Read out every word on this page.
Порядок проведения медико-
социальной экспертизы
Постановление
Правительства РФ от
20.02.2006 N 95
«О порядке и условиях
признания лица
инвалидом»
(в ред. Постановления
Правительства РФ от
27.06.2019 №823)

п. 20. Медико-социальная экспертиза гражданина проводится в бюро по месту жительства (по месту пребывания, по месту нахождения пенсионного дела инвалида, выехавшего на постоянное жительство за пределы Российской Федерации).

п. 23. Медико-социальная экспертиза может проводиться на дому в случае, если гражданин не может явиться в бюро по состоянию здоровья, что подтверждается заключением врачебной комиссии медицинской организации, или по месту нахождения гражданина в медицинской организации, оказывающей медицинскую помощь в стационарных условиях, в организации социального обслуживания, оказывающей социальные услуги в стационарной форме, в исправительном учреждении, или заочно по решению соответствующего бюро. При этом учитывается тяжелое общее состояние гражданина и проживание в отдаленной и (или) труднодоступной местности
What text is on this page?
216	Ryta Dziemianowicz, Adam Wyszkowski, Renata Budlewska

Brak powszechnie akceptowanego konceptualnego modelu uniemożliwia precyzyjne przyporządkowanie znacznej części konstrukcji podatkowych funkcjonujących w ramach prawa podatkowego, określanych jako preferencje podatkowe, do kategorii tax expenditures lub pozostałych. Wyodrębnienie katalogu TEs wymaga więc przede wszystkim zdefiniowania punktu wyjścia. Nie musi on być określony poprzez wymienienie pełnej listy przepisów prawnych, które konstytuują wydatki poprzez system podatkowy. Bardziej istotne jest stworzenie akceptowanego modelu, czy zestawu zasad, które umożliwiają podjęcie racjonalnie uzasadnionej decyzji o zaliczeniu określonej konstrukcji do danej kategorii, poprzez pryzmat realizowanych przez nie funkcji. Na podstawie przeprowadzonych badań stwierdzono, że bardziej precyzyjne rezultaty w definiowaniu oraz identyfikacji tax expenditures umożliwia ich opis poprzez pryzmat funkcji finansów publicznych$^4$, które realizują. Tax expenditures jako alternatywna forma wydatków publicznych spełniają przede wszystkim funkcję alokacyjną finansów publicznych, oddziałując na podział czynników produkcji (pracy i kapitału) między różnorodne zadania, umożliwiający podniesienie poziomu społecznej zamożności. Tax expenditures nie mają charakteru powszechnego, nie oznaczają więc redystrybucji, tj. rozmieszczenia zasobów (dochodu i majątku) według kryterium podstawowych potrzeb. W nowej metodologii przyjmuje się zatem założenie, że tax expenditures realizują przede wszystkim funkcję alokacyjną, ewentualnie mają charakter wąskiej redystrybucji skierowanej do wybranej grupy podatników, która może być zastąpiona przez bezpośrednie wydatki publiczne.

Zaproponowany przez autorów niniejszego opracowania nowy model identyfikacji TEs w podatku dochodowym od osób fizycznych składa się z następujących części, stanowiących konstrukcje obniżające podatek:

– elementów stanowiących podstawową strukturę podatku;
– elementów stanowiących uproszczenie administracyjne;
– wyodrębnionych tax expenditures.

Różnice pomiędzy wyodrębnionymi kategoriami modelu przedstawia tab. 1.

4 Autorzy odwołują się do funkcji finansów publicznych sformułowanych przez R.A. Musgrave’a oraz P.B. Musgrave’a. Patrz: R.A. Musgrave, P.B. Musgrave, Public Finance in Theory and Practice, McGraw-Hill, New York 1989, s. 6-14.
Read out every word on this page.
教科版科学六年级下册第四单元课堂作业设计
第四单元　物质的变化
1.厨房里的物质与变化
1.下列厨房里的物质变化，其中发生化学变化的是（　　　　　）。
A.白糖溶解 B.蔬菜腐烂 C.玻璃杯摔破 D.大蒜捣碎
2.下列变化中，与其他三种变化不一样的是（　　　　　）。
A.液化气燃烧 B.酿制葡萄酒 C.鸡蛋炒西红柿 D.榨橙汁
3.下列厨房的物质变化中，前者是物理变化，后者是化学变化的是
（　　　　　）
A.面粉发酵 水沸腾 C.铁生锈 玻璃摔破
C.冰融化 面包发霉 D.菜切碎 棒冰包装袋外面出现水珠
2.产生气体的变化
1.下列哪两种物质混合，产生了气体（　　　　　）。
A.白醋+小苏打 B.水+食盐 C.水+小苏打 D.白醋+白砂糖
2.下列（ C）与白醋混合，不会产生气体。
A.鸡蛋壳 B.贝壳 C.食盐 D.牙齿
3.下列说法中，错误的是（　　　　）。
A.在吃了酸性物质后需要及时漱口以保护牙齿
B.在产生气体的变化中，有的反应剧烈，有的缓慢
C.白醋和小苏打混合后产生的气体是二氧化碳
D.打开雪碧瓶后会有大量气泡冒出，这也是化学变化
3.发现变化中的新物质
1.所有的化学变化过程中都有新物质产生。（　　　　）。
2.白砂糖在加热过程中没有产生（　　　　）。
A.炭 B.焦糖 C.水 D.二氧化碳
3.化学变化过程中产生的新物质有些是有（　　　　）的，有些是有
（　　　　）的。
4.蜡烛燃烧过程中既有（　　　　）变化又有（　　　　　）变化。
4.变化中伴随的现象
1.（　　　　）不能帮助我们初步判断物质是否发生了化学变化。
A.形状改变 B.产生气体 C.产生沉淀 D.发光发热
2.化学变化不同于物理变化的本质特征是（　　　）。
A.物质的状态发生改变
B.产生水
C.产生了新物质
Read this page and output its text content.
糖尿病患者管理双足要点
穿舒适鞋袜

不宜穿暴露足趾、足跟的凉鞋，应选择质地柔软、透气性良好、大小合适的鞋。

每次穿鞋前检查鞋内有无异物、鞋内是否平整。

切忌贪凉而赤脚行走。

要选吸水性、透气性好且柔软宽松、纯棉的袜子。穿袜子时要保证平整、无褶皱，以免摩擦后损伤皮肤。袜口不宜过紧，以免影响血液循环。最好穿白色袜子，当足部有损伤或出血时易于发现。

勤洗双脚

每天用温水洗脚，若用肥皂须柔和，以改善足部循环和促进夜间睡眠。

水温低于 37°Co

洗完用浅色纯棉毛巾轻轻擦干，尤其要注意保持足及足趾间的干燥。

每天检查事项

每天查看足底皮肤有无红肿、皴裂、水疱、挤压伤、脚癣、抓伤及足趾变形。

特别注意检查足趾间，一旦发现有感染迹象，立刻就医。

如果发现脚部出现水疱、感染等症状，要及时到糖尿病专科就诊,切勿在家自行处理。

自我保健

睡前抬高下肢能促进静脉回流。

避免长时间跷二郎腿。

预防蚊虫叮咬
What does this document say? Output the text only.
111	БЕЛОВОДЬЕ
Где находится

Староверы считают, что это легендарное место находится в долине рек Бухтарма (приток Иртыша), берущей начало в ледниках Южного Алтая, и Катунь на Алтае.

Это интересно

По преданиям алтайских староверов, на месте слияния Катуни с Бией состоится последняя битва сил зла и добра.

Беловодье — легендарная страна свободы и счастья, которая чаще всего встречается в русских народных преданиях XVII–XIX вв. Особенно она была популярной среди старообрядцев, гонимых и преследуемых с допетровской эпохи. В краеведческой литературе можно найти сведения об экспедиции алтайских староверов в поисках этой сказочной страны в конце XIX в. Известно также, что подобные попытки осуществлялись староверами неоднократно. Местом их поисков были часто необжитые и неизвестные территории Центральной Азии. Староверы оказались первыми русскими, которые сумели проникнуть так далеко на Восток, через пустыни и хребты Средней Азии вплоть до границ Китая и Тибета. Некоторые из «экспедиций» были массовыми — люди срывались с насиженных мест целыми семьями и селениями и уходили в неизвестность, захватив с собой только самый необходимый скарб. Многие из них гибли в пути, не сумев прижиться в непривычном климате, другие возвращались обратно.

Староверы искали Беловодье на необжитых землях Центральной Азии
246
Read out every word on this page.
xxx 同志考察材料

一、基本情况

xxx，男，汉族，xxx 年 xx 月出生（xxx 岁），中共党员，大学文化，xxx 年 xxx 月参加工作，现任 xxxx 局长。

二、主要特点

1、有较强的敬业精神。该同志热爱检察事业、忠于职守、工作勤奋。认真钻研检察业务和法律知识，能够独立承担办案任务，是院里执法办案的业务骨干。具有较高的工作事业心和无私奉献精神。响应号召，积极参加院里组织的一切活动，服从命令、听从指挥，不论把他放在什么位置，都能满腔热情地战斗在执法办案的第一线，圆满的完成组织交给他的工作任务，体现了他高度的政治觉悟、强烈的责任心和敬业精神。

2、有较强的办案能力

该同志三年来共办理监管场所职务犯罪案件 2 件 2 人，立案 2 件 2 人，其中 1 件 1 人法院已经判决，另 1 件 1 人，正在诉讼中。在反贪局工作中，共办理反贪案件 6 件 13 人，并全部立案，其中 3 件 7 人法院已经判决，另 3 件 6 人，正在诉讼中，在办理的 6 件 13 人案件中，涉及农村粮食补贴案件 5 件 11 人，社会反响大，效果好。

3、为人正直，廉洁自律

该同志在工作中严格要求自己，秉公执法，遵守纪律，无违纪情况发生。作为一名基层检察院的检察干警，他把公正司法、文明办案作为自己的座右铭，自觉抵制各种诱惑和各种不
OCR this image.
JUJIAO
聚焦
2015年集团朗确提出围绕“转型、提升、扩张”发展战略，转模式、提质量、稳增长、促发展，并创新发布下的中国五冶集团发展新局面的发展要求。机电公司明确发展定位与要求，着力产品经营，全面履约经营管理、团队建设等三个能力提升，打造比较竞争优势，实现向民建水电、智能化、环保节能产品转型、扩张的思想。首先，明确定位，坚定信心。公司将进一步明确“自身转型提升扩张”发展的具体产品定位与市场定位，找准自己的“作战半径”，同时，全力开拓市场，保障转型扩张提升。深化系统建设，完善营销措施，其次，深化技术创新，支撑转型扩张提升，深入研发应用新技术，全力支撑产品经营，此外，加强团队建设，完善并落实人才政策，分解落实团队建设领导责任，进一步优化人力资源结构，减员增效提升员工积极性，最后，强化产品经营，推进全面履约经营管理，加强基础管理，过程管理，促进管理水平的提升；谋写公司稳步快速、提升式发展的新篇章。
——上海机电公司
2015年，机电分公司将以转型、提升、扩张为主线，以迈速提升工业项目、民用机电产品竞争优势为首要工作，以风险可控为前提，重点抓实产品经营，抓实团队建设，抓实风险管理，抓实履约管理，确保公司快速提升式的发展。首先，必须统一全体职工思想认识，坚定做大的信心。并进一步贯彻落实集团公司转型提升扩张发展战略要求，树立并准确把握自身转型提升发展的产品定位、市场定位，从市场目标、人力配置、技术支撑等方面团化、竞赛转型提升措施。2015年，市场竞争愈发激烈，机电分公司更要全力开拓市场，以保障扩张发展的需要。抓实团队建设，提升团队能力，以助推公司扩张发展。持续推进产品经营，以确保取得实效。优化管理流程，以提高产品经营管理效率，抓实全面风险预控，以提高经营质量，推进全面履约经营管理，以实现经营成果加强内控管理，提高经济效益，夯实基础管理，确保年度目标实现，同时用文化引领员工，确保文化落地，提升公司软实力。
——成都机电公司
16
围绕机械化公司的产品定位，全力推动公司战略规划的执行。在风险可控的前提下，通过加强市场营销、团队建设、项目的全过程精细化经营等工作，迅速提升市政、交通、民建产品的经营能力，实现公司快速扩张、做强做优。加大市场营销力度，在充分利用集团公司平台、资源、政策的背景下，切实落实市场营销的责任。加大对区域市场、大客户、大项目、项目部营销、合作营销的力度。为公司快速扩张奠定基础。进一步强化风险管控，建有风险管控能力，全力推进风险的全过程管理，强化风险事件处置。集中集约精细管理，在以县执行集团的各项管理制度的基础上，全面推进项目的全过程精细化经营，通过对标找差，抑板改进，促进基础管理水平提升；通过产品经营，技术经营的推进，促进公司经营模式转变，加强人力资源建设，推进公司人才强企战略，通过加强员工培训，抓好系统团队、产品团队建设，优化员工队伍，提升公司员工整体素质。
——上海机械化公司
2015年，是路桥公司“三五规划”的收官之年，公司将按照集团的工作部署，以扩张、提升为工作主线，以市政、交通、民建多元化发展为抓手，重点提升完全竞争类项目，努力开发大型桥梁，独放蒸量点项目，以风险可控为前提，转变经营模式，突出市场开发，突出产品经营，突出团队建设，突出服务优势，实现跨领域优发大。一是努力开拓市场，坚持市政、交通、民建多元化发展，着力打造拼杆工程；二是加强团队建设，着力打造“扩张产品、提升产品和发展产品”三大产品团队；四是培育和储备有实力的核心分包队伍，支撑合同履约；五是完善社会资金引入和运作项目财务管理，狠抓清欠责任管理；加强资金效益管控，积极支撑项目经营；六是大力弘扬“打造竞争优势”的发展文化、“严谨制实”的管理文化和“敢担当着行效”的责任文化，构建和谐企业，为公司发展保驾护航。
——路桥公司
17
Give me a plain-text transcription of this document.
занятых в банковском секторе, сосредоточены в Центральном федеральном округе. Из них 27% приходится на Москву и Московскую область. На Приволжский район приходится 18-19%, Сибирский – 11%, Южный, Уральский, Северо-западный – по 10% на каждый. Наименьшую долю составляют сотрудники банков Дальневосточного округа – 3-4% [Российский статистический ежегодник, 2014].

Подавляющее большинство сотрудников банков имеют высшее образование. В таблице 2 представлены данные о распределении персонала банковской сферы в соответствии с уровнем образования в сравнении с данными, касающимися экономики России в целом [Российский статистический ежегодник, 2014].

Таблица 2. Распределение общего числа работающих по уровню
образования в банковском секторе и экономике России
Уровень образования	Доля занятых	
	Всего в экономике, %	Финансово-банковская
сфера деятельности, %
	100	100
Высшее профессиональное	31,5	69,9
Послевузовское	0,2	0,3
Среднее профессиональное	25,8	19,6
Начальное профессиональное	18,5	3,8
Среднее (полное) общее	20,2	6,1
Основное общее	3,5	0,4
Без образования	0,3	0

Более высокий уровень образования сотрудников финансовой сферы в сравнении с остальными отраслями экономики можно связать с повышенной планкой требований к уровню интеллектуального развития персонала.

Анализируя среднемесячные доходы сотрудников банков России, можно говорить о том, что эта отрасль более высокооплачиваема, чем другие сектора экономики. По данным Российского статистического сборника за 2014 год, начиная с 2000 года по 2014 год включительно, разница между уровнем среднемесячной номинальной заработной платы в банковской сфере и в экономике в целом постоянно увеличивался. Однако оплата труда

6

..........

Filter the records down to the lines that contain the string "elementów", and copy those lines.

> FINAL ANSWER:
– elementów stanowiących podstawową strukturę podatku;
– elementów stanowiących uproszczenie administracyjne;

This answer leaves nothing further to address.